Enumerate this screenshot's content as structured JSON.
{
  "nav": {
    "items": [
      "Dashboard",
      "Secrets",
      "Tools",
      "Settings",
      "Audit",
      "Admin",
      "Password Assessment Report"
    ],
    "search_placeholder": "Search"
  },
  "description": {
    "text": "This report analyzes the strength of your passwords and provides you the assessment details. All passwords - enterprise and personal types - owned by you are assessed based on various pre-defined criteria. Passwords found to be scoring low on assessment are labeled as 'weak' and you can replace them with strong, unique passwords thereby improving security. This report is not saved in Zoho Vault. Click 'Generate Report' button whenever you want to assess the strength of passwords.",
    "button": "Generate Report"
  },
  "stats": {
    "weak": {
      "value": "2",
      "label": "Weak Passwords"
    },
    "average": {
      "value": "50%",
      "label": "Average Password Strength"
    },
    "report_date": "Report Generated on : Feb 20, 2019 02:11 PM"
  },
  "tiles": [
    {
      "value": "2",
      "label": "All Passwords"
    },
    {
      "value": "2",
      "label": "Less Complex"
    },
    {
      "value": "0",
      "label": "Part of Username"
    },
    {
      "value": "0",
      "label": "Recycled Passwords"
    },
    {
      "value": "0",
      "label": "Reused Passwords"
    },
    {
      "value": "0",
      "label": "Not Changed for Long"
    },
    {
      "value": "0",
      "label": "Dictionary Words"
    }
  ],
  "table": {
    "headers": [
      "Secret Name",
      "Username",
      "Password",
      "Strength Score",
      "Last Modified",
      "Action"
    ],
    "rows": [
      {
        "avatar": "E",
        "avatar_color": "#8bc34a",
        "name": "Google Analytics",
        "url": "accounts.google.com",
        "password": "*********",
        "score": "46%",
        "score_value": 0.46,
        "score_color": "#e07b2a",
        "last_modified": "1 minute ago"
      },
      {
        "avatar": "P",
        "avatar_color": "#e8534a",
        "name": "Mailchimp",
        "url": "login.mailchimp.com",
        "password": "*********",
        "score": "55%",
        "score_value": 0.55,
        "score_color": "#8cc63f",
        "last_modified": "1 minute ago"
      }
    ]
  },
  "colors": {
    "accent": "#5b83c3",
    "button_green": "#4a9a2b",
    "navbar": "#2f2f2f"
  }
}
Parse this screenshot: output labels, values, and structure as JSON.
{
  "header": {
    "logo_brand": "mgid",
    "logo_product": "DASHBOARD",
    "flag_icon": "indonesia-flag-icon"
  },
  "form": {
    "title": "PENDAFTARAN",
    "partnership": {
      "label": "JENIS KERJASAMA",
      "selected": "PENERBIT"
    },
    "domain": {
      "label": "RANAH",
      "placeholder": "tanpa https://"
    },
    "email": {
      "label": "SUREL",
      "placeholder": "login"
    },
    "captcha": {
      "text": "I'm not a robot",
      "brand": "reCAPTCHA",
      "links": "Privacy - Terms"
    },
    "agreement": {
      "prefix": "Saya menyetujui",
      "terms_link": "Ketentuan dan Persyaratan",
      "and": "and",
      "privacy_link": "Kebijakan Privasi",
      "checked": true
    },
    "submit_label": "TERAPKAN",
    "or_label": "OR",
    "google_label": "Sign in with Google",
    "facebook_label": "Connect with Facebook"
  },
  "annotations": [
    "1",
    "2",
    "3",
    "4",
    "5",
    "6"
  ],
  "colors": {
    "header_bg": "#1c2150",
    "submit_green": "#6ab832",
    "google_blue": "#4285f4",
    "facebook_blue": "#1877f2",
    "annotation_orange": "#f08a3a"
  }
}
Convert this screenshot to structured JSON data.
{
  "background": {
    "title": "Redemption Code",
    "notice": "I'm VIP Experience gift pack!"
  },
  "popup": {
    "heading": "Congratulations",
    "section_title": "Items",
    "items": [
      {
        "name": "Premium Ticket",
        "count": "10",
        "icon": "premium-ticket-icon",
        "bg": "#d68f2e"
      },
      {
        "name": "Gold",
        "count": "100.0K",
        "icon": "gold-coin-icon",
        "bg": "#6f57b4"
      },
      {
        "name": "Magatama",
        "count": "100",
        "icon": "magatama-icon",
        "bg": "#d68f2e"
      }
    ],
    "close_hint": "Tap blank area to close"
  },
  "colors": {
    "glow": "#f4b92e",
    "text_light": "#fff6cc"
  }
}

**Exercise goal**
Copy each line above that contains the string "screenshot".

**Output**
Enumerate this screenshot's content as structured JSON.
Parse this screenshot: output labels, values, and structure as JSON.
Convert this screenshot to structured JSON data.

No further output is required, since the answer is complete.